DATA FOR PROCESSING:

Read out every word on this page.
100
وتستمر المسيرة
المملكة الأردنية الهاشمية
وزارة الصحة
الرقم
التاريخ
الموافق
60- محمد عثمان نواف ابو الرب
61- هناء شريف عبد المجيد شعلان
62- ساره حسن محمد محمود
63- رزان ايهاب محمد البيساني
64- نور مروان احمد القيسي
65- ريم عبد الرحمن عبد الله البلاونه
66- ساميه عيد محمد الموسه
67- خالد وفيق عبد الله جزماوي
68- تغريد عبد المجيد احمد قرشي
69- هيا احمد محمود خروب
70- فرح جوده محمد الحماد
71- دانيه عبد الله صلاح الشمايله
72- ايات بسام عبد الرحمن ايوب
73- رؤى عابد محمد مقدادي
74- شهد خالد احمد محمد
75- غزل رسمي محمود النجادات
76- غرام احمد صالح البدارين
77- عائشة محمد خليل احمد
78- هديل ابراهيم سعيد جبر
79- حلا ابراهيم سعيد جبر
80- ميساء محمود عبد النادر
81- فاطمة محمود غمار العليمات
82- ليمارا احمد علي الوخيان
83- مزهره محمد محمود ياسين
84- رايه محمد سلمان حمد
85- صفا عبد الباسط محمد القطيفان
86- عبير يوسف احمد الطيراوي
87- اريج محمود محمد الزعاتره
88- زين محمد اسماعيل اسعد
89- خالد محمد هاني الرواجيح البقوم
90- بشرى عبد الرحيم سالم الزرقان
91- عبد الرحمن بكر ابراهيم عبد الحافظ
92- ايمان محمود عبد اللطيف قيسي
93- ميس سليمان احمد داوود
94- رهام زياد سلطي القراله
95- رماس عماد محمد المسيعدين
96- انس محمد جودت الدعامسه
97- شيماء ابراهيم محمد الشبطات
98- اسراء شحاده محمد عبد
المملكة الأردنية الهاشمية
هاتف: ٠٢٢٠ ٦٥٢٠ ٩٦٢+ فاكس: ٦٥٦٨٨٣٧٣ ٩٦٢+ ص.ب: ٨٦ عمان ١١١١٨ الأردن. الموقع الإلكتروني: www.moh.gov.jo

DO THIS: Write out all the data again, exactly as it appears.

FULL OUTPUT:
Read out every word on this page.
100
وتستمر المسيرة
المملكة الأردنية الهاشمية
وزارة الصحة
الرقم
التاريخ
الموافق
60- محمد عثمان نواف ابو الرب
61- هناء شريف عبد المجيد شعلان
62- ساره حسن محمد محمود
63- رزان ايهاب محمد البيساني
64- نور مروان احمد القيسي
65- ريم عبد الرحمن عبد الله البلاونه
66- ساميه عيد محمد الموسه
67- خالد وفيق عبد الله جزماوي
68- تغريد عبد المجيد احمد قرشي
69- هيا احمد محمود خروب
70- فرح جوده محمد الحماد
71- دانيه عبد الله صلاح الشمايله
72- ايات بسام عبد الرحمن ايوب
73- رؤى عابد محمد مقدادي
74- شهد خالد احمد محمد
75- غزل رسمي محمود النجادات
76- غرام احمد صالح البدارين
77- عائشة محمد خليل احمد
78- هديل ابراهيم سعيد جبر
79- حلا ابراهيم سعيد جبر
80- ميساء محمود عبد النادر
81- فاطمة محمود غمار العليمات
82- ليمارا احمد علي الوخيان
83- مزهره محمد محمود ياسين
84- رايه محمد سلمان حمد
85- صفا عبد الباسط محمد القطيفان
86- عبير يوسف احمد الطيراوي
87- اريج محمود محمد الزعاتره
88- زين محمد اسماعيل اسعد
89- خالد محمد هاني الرواجيح البقوم
90- بشرى عبد الرحيم سالم الزرقان
91- عبد الرحمن بكر ابراهيم عبد الحافظ
92- ايمان محمود عبد اللطيف قيسي
93- ميس سليمان احمد داوود
94- رهام زياد سلطي القراله
95- رماس عماد محمد المسيعدين
96- انس محمد جودت الدعامسه
97- شيماء ابراهيم محمد الشبطات
98- اسراء شحاده محمد عبد
المملكة الأردنية الهاشمية
هاتف: ٠٢٢٠ ٦٥٢٠ ٩٦٢+ فاكس: ٦٥٦٨٨٣٧٣ ٩٦٢+ ص.ب: ٨٦ عمان ١١١١٨ الأردن. الموقع الإلكتروني: www.moh.gov.jo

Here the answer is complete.